■ Short problem
Which lines hold the word "question"? Show each of them.

* Start Listing *

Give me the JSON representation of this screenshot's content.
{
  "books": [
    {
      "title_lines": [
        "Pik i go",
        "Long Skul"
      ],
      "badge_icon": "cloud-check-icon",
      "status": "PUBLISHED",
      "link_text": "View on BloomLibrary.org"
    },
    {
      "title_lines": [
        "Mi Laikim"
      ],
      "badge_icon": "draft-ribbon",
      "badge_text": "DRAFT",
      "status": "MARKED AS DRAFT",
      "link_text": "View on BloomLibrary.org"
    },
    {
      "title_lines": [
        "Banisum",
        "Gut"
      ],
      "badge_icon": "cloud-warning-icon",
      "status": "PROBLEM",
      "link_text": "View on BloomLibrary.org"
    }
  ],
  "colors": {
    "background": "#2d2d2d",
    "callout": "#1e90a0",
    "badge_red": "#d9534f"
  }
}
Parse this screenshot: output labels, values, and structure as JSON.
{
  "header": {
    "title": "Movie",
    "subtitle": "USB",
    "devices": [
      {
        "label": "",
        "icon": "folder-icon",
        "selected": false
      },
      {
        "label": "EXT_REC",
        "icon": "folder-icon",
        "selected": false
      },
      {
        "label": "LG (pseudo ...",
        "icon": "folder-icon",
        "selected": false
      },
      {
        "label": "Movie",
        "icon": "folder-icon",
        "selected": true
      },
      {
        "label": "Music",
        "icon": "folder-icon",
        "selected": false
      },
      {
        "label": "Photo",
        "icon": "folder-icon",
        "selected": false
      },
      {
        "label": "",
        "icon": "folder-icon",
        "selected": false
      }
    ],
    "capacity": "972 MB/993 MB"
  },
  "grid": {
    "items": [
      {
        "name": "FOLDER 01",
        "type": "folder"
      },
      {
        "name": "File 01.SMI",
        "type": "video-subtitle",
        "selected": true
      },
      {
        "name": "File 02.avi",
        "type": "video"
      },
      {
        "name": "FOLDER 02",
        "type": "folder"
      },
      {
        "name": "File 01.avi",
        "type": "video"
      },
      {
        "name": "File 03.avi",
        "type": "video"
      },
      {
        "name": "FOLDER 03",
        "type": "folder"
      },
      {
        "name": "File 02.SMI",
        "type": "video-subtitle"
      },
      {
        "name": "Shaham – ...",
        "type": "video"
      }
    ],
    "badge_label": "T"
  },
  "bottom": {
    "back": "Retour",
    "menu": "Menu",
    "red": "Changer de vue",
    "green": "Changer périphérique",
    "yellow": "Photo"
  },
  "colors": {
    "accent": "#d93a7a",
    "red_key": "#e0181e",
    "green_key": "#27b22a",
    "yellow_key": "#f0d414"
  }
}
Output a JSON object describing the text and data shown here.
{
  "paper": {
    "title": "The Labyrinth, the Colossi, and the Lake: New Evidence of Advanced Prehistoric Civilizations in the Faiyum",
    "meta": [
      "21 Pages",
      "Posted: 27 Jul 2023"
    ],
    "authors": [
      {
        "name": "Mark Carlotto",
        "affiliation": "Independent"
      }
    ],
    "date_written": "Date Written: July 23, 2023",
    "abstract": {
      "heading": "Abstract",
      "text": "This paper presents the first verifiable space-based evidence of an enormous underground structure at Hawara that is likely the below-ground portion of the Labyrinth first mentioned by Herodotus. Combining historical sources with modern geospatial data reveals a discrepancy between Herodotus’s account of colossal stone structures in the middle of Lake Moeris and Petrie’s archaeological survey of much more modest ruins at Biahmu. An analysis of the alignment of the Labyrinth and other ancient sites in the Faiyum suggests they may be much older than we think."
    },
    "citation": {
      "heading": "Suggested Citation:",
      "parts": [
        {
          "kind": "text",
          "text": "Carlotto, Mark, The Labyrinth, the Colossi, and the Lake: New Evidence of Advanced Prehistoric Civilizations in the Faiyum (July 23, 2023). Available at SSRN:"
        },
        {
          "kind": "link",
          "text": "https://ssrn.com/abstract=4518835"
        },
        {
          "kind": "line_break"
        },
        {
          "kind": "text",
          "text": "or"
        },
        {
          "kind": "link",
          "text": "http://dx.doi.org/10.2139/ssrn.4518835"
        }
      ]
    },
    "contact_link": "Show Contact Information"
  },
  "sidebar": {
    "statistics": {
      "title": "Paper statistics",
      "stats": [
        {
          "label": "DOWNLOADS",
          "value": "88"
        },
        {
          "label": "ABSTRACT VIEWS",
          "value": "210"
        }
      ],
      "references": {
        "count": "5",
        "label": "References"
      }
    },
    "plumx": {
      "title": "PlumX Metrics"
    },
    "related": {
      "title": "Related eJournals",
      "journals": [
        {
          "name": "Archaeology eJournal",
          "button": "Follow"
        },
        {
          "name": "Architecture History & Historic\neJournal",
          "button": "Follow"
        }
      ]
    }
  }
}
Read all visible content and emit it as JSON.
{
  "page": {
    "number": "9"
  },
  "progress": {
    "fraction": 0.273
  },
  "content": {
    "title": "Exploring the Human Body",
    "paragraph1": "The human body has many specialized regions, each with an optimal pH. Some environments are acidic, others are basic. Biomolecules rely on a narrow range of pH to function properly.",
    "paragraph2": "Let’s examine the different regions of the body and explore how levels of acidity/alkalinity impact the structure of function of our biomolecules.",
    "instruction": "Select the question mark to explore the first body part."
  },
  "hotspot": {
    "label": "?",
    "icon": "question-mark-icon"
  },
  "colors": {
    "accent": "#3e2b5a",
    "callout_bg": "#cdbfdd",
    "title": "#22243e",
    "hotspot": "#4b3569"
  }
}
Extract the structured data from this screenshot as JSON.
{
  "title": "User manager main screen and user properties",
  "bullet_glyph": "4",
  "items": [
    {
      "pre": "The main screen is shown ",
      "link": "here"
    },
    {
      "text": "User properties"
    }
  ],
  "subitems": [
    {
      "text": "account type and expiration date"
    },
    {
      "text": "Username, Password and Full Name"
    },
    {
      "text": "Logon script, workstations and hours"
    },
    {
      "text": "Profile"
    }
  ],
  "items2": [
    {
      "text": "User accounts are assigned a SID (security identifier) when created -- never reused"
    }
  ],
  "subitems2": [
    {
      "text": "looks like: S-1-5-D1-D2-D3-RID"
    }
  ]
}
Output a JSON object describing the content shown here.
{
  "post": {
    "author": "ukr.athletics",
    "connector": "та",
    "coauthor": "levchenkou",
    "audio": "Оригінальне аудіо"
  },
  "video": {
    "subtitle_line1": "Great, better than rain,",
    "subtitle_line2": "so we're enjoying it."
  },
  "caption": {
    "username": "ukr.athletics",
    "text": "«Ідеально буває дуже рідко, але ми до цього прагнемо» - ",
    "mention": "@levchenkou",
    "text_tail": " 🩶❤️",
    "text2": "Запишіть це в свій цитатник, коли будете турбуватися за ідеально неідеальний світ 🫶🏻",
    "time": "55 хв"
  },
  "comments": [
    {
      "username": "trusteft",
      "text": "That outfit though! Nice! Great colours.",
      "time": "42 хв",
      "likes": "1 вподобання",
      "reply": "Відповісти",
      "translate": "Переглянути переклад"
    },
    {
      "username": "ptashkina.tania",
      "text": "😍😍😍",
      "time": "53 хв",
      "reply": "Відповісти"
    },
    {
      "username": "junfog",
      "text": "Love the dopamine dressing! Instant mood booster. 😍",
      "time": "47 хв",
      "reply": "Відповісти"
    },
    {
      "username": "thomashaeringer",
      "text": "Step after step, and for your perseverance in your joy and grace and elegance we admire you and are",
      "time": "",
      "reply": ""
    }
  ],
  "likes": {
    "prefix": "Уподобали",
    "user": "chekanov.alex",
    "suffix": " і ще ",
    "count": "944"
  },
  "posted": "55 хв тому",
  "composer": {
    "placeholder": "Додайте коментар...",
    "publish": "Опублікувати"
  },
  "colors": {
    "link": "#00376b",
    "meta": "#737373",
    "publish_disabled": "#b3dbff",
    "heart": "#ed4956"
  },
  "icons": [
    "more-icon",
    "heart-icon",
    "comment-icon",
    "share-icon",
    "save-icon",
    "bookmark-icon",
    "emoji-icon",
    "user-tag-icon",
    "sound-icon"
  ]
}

* End Listing *

■ Result
    "instruction": "Select the question mark to explore the first body part."
    "icon": "question-mark-icon"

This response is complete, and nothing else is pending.